── LISTING ──

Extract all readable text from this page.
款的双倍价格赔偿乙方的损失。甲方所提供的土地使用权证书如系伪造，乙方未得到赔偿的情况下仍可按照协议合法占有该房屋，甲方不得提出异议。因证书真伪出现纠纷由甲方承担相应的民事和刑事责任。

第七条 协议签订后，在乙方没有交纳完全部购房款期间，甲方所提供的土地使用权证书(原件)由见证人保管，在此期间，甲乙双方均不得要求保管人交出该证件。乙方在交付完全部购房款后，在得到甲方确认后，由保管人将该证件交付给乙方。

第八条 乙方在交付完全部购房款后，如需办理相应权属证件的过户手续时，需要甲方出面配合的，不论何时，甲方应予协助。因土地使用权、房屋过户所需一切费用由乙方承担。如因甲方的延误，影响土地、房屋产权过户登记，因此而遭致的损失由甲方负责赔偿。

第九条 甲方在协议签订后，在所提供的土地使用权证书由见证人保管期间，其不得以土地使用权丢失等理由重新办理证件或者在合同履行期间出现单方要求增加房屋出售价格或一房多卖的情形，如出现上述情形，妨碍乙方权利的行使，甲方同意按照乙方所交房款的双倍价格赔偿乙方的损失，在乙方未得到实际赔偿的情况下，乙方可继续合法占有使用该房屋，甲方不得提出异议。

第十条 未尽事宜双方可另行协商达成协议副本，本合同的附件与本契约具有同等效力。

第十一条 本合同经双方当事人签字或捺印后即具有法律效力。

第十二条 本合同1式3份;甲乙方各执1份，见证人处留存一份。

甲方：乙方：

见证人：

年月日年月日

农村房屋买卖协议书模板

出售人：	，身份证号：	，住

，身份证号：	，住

───

Repeat the records above exactly, leaving none out.

Extract all readable text from this page.
款的双倍价格赔偿乙方的损失。甲方所提供的土地使用权证书如系伪造，乙方未得到赔偿的情况下仍可按照协议合法占有该房屋，甲方不得提出异议。因证书真伪出现纠纷由甲方承担相应的民事和刑事责任。

第七条 协议签订后，在乙方没有交纳完全部购房款期间，甲方所提供的土地使用权证书(原件)由见证人保管，在此期间，甲乙双方均不得要求保管人交出该证件。乙方在交付完全部购房款后，在得到甲方确认后，由保管人将该证件交付给乙方。

第八条 乙方在交付完全部购房款后，如需办理相应权属证件的过户手续时，需要甲方出面配合的，不论何时，甲方应予协助。因土地使用权、房屋过户所需一切费用由乙方承担。如因甲方的延误，影响土地、房屋产权过户登记，因此而遭致的损失由甲方负责赔偿。

第九条 甲方在协议签订后，在所提供的土地使用权证书由见证人保管期间，其不得以土地使用权丢失等理由重新办理证件或者在合同履行期间出现单方要求增加房屋出售价格或一房多卖的情形，如出现上述情形，妨碍乙方权利的行使，甲方同意按照乙方所交房款的双倍价格赔偿乙方的损失，在乙方未得到实际赔偿的情况下，乙方可继续合法占有使用该房屋，甲方不得提出异议。

第十条 未尽事宜双方可另行协商达成协议副本，本合同的附件与本契约具有同等效力。

第十一条 本合同经双方当事人签字或捺印后即具有法律效力。

第十二条 本合同1式3份;甲乙方各执1份，见证人处留存一份。

甲方：乙方：

见证人：

年月日年月日

农村房屋买卖协议书模板

出售人：	，身份证号：	，住

，身份证号：	，住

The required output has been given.